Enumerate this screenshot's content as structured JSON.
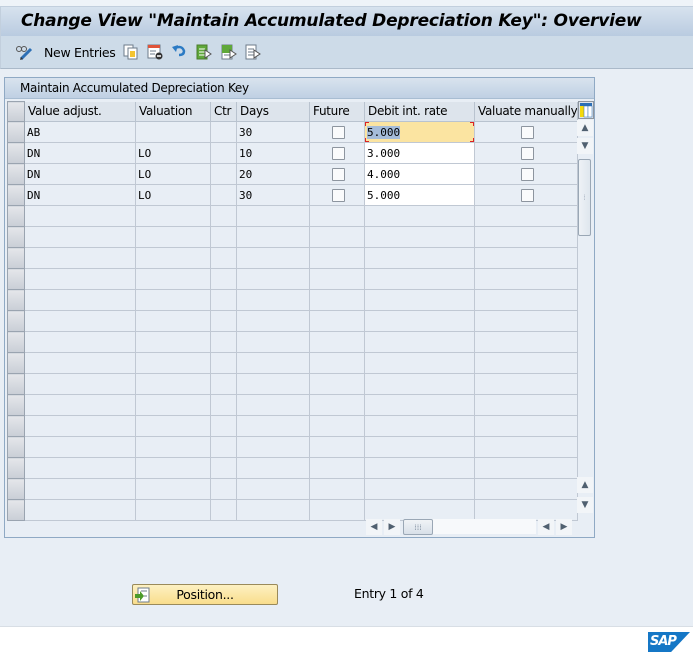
{
  "window": {
    "title": "Change View \"Maintain Accumulated Depreciation Key\": Overview"
  },
  "toolbar": {
    "items": [
      {
        "icon": "display-change-icon"
      },
      {
        "label": "New Entries"
      },
      {
        "icon": "copy-icon"
      },
      {
        "icon": "delete-icon"
      },
      {
        "icon": "undo-icon"
      },
      {
        "icon": "select-all-icon"
      },
      {
        "icon": "select-block-icon"
      },
      {
        "icon": "deselect-all-icon"
      }
    ],
    "new_entries_label": "New Entries"
  },
  "table": {
    "frame_title": "Maintain Accumulated Depreciation Key",
    "columns": [
      "Value adjust.",
      "Valuation",
      "Ctr",
      "Days",
      "Future",
      "Debit int. rate",
      "Valuate manually"
    ],
    "rows": [
      {
        "value_adjust": "AB",
        "valuation": "",
        "ctr": "",
        "days": "30",
        "future": false,
        "debit_int_rate": "5.000",
        "valuate_manually": false,
        "focused": true
      },
      {
        "value_adjust": "DN",
        "valuation": "LO",
        "ctr": "",
        "days": "10",
        "future": false,
        "debit_int_rate": "3.000",
        "valuate_manually": false
      },
      {
        "value_adjust": "DN",
        "valuation": "LO",
        "ctr": "",
        "days": "20",
        "future": false,
        "debit_int_rate": "4.000",
        "valuate_manually": false
      },
      {
        "value_adjust": "DN",
        "valuation": "LO",
        "ctr": "",
        "days": "30",
        "future": false,
        "debit_int_rate": "5.000",
        "valuate_manually": false
      }
    ],
    "empty_rows": 15
  },
  "footer": {
    "position_button": "Position...",
    "entry_text": "Entry 1 of 4"
  },
  "status": {
    "logo": "SAP"
  },
  "colors": {
    "focus_cell": "#fbe4a1",
    "button_yellow": "#f9dd8c",
    "sap_blue": "#1577c6"
  }
}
_ _ _ _
→ **Goal of the exercise**: Write out the listing above exactly as it stands, pictures excluded.

→ **Full response**:
Enumerate this screenshot's content as structured JSON.
{
  "window": {
    "title": "Change View \"Maintain Accumulated Depreciation Key\": Overview"
  },
  "toolbar": {
    "items": [
      {
        "icon": "display-change-icon"
      },
      {
        "label": "New Entries"
      },
      {
        "icon": "copy-icon"
      },
      {
        "icon": "delete-icon"
      },
      {
        "icon": "undo-icon"
      },
      {
        "icon": "select-all-icon"
      },
      {
        "icon": "select-block-icon"
      },
      {
        "icon": "deselect-all-icon"
      }
    ],
    "new_entries_label": "New Entries"
  },
  "table": {
    "frame_title": "Maintain Accumulated Depreciation Key",
    "columns": [
      "Value adjust.",
      "Valuation",
      "Ctr",
      "Days",
      "Future",
      "Debit int. rate",
      "Valuate manually"
    ],
    "rows": [
      {
        "value_adjust": "AB",
        "valuation": "",
        "ctr": "",
        "days": "30",
        "future": false,
        "debit_int_rate": "5.000",
        "valuate_manually": false,
        "focused": true
      },
      {
        "value_adjust": "DN",
        "valuation": "LO",
        "ctr": "",
        "days": "10",
        "future": false,
        "debit_int_rate": "3.000",
        "valuate_manually": false
      },
      {
        "value_adjust": "DN",
        "valuation": "LO",
        "ctr": "",
        "days": "20",
        "future": false,
        "debit_int_rate": "4.000",
        "valuate_manually": false
      },
      {
        "value_adjust": "DN",
        "valuation": "LO",
        "ctr": "",
        "days": "30",
        "future": false,
        "debit_int_rate": "5.000",
        "valuate_manually": false
      }
    ],
    "empty_rows": 15
  },
  "footer": {
    "position_button": "Position...",
    "entry_text": "Entry 1 of 4"
  },
  "status": {
    "logo": "SAP"
  },
  "colors": {
    "focus_cell": "#fbe4a1",
    "button_yellow": "#f9dd8c",
    "sap_blue": "#1577c6"
  }
}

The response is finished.